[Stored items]
┌──

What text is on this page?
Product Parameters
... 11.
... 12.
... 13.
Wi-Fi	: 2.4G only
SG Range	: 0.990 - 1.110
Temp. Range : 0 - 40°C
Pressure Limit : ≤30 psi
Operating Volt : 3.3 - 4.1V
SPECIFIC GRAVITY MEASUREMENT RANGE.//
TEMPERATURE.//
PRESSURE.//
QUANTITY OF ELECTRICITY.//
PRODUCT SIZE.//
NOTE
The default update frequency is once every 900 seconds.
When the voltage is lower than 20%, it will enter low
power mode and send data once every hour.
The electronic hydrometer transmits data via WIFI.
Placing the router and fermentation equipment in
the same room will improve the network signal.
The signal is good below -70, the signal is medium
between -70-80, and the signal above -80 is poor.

└──

**EXERCISE DESCRIPTION:**
Write the whole listing out again. Keep every line exactly as it is.

**ANSWER TO THIS TASK:**
What text is on this page?
Product Parameters
... 11.
... 12.
... 13.
Wi-Fi	: 2.4G only
SG Range	: 0.990 - 1.110
Temp. Range : 0 - 40°C
Pressure Limit : ≤30 psi
Operating Volt : 3.3 - 4.1V
SPECIFIC GRAVITY MEASUREMENT RANGE.//
TEMPERATURE.//
PRESSURE.//
QUANTITY OF ELECTRICITY.//
PRODUCT SIZE.//
NOTE
The default update frequency is once every 900 seconds.
When the voltage is lower than 20%, it will enter low
power mode and send data once every hour.
The electronic hydrometer transmits data via WIFI.
Placing the router and fermentation equipment in
the same room will improve the network signal.
The signal is good below -70, the signal is medium
between -70-80, and the signal above -80 is poor.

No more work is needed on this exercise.